- Exercise description:
Transcribe the material exactly. Images do not belong in the copy.

- Collected data entries:
-- begin --
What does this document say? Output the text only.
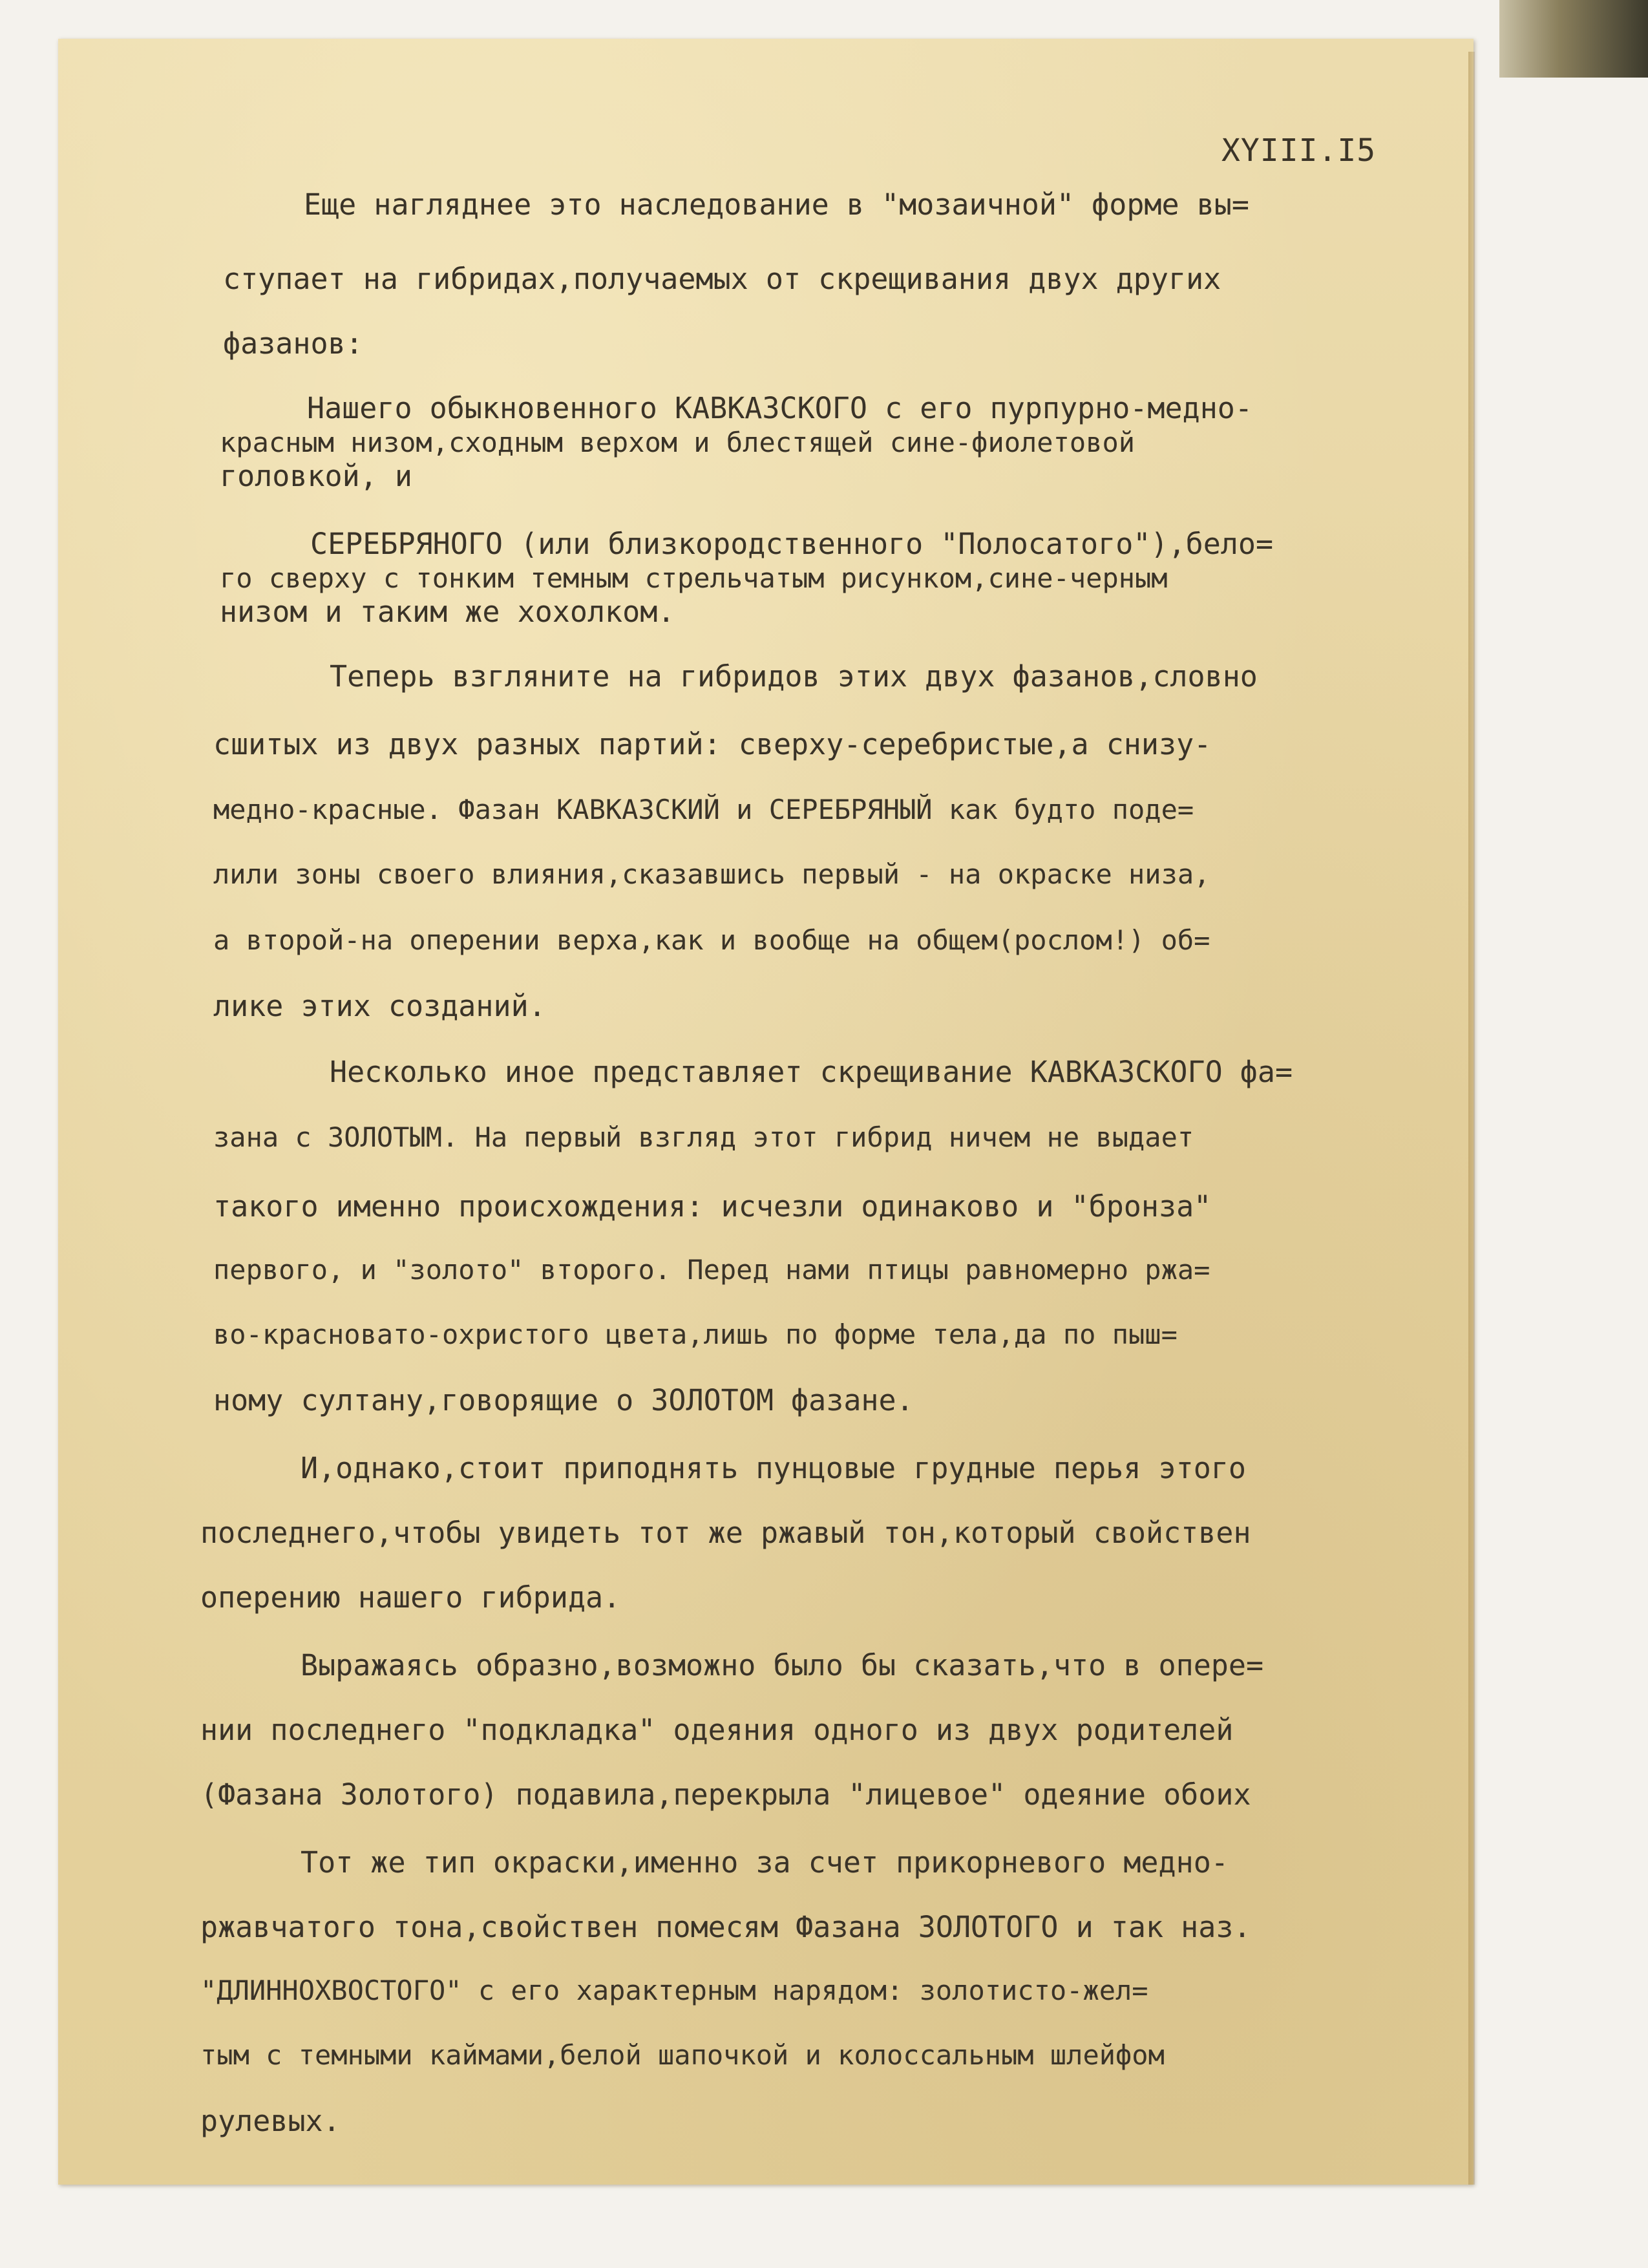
XYIII.I5
Еще нагляднее это наследование в "мозаичной" форме вы=
ступает на гибридах,получаемых от скрещивания двух других
фазанов:
Нашего обыкновенного КАВКАЗСКОГО с его пурпурно-медно-
красным низом,сходным верхом и блестящей сине-фиолетовой
головкой, и
СЕРЕБРЯНОГО (или близкородственного "Полосатого"),бело=
го сверху с тонким темным стрельчатым рисунком,сине-черным
низом и таким же хохолком.
Теперь взгляните на гибридов этих двух фазанов,словно
сшитых из двух разных партий: сверху-серебристые,а снизу-
медно-красные. Фазан КАВКАЗСКИЙ и СЕРЕБРЯНЫЙ как будто поде=
лили зоны своего влияния,сказавшись первый - на окраске низа,
а второй-на оперении верха,как и вообще на общем(рослом!) об=
лике этих созданий.
Несколько иное представляет скрещивание КАВКАЗСКОГО фа=
зана с ЗОЛОТЫМ. На первый взгляд этот гибрид ничем не выдает
такого именно происхождения: исчезли одинаково и "бронза"
первого, и "золото" второго. Перед нами птицы равномерно ржа=
во-красновато-охристого цвета,лишь по форме тела,да по пыш=
ному султану,говорящие о ЗОЛОТОМ фазане.
И,однако,стоит приподнять пунцовые грудные перья этого
последнего,чтобы увидеть тот же ржавый тон,который свойствен
оперению нашего гибрида.
Выражаясь образно,возможно было бы сказать,что в опере=
нии последнего "подкладка" одеяния одного из двух родителей
(Фазана Золотого) подавила,перекрыла "лицевое" одеяние обоих
Тот же тип окраски,именно за счет прикорневого медно-
ржавчатого тона,свойствен помесям Фазана ЗОЛОТОГО и так наз.
"ДЛИННОХВОСТОГО" с его характерным нарядом: золотисто-жел=
тым с темными каймами,белой шапочкой и колоссальным шлейфом
рулевых.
-- end --
- Result for this exercise:
What does this document say? Output the text only.
XYIII.I5
Еще нагляднее это наследование в "мозаичной" форме вы=
ступает на гибридах,получаемых от скрещивания двух других
фазанов:
Нашего обыкновенного КАВКАЗСКОГО с его пурпурно-медно-
красным низом,сходным верхом и блестящей сине-фиолетовой
головкой, и
СЕРЕБРЯНОГО (или близкородственного "Полосатого"),бело=
го сверху с тонким темным стрельчатым рисунком,сине-черным
низом и таким же хохолком.
Теперь взгляните на гибридов этих двух фазанов,словно
сшитых из двух разных партий: сверху-серебристые,а снизу-
медно-красные. Фазан КАВКАЗСКИЙ и СЕРЕБРЯНЫЙ как будто поде=
лили зоны своего влияния,сказавшись первый - на окраске низа,
а второй-на оперении верха,как и вообще на общем(рослом!) об=
лике этих созданий.
Несколько иное представляет скрещивание КАВКАЗСКОГО фа=
зана с ЗОЛОТЫМ. На первый взгляд этот гибрид ничем не выдает
такого именно происхождения: исчезли одинаково и "бронза"
первого, и "золото" второго. Перед нами птицы равномерно ржа=
во-красновато-охристого цвета,лишь по форме тела,да по пыш=
ному султану,говорящие о ЗОЛОТОМ фазане.
И,однако,стоит приподнять пунцовые грудные перья этого
последнего,чтобы увидеть тот же ржавый тон,который свойствен
оперению нашего гибрида.
Выражаясь образно,возможно было бы сказать,что в опере=
нии последнего "подкладка" одеяния одного из двух родителей
(Фазана Золотого) подавила,перекрыла "лицевое" одеяние обоих
Тот же тип окраски,именно за счет прикорневого медно-
ржавчатого тона,свойствен помесям Фазана ЗОЛОТОГО и так наз.
"ДЛИННОХВОСТОГО" с его характерным нарядом: золотисто-жел=
тым с темными каймами,белой шапочкой и колоссальным шлейфом
рулевых.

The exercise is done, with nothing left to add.